• WHAT TO DO:
Set down each line of the data below exactly as it stands, dropping the pictures.

• ROWS:

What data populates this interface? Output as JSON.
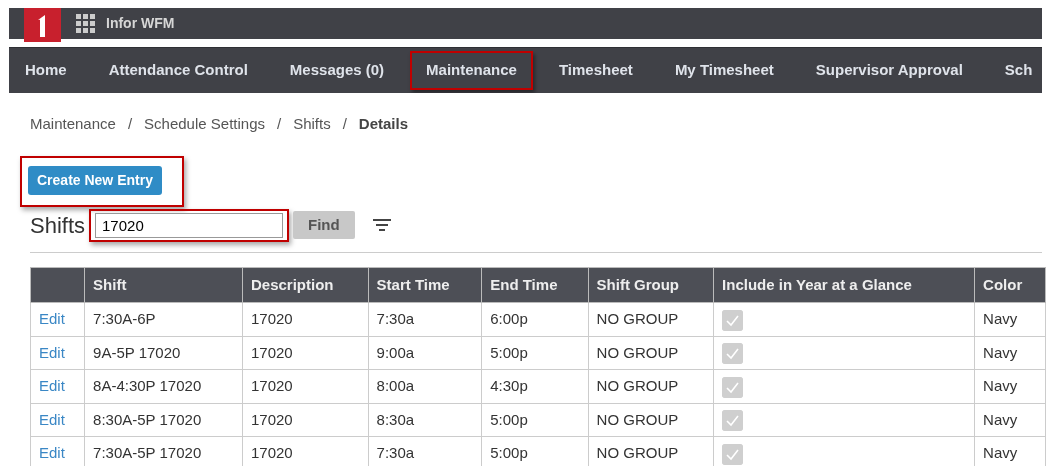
{
  "app": {
    "title": "Infor WFM"
  },
  "nav": [
    {
      "label": "Home",
      "highlighted": false
    },
    {
      "label": "Attendance Control",
      "highlighted": false
    },
    {
      "label": "Messages (0)",
      "highlighted": false
    },
    {
      "label": "Maintenance",
      "highlighted": true
    },
    {
      "label": "Timesheet",
      "highlighted": false
    },
    {
      "label": "My Timesheet",
      "highlighted": false
    },
    {
      "label": "Supervisor Approval",
      "highlighted": false
    },
    {
      "label": "Sch",
      "highlighted": false
    }
  ],
  "breadcrumb": [
    {
      "label": "Maintenance",
      "current": false,
      "separator": "/"
    },
    {
      "label": "Schedule Settings",
      "current": false,
      "separator": "/"
    },
    {
      "label": "Shifts",
      "current": false,
      "separator": "/"
    },
    {
      "label": "Details",
      "current": true
    }
  ],
  "create_button": {
    "label": "Create New Entry",
    "highlighted": true
  },
  "search": {
    "title": "Shifts",
    "value": "17020",
    "highlighted": true,
    "button": "Find"
  },
  "table": {
    "columns": [
      "Shift",
      "Description",
      "Start Time",
      "End Time",
      "Shift Group",
      "Include in Year at a Glance",
      "Color"
    ],
    "rows": [
      {
        "action": "Edit",
        "shift": "7:30A-6P",
        "description": "17020",
        "start": "7:30a",
        "end": "6:00p",
        "group": "NO GROUP",
        "include": true,
        "color_name": "Navy"
      },
      {
        "action": "Edit",
        "shift": "9A-5P 17020",
        "description": "17020",
        "start": "9:00a",
        "end": "5:00p",
        "group": "NO GROUP",
        "include": true,
        "color_name": "Navy"
      },
      {
        "action": "Edit",
        "shift": "8A-4:30P 17020",
        "description": "17020",
        "start": "8:00a",
        "end": "4:30p",
        "group": "NO GROUP",
        "include": true,
        "color_name": "Navy"
      },
      {
        "action": "Edit",
        "shift": "8:30A-5P 17020",
        "description": "17020",
        "start": "8:30a",
        "end": "5:00p",
        "group": "NO GROUP",
        "include": true,
        "color_name": "Navy"
      },
      {
        "action": "Edit",
        "shift": "7:30A-5P 17020",
        "description": "17020",
        "start": "7:30a",
        "end": "5:00p",
        "group": "NO GROUP",
        "include": true,
        "color_name": "Navy"
      }
    ]
  }
}
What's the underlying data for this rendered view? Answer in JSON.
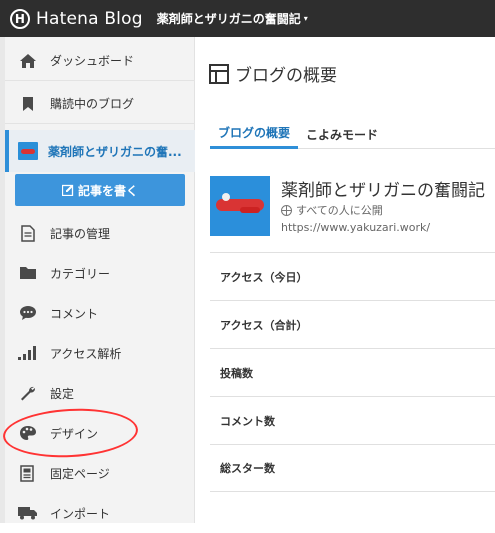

• TASK OUTPUT:
What data populates this interface? Output as JSON.
{
  "app": {
    "title": "Infor WFM"
  },
  "nav": [
    {
      "label": "Home",
      "highlighted": false
    },
    {
      "label": "Attendance Control",
      "highlighted": false
    },
    {
      "label": "Messages (0)",
      "highlighted": false
    },
    {
      "label": "Maintenance",
      "highlighted": true
    },
    {
      "label": "Timesheet",
      "highlighted": false
    },
    {
      "label": "My Timesheet",
      "highlighted": false
    },
    {
      "label": "Supervisor Approval",
      "highlighted": false
    },
    {
      "label": "Sch",
      "highlighted": false
    }
  ],
  "breadcrumb": [
    {
      "label": "Maintenance",
      "current": false,
      "separator": "/"
    },
    {
      "label": "Schedule Settings",
      "current": false,
      "separator": "/"
    },
    {
      "label": "Shifts",
      "current": false,
      "separator": "/"
    },
    {
      "label": "Details",
      "current": true
    }
  ],
  "create_button": {
    "label": "Create New Entry",
    "highlighted": true
  },
  "search": {
    "title": "Shifts",
    "value": "17020",
    "highlighted": true,
    "button": "Find"
  },
  "table": {
    "columns": [
      "Shift",
      "Description",
      "Start Time",
      "End Time",
      "Shift Group",
      "Include in Year at a Glance",
      "Color"
    ],
    "rows": [
      {
        "action": "Edit",
        "shift": "7:30A-6P",
        "description": "17020",
        "start": "7:30a",
        "end": "6:00p",
        "group": "NO GROUP",
        "include": true,
        "color_name": "Navy"
      },
      {
        "action": "Edit",
        "shift": "9A-5P 17020",
        "description": "17020",
        "start": "9:00a",
        "end": "5:00p",
        "group": "NO GROUP",
        "include": true,
        "color_name": "Navy"
      },
      {
        "action": "Edit",
        "shift": "8A-4:30P 17020",
        "description": "17020",
        "start": "8:00a",
        "end": "4:30p",
        "group": "NO GROUP",
        "include": true,
        "color_name": "Navy"
      },
      {
        "action": "Edit",
        "shift": "8:30A-5P 17020",
        "description": "17020",
        "start": "8:30a",
        "end": "5:00p",
        "group": "NO GROUP",
        "include": true,
        "color_name": "Navy"
      },
      {
        "action": "Edit",
        "shift": "7:30A-5P 17020",
        "description": "17020",
        "start": "7:30a",
        "end": "5:00p",
        "group": "NO GROUP",
        "include": true,
        "color_name": "Navy"
      }
    ]
  }
}
What's the underlying data for this rendered view? Answer in JSON.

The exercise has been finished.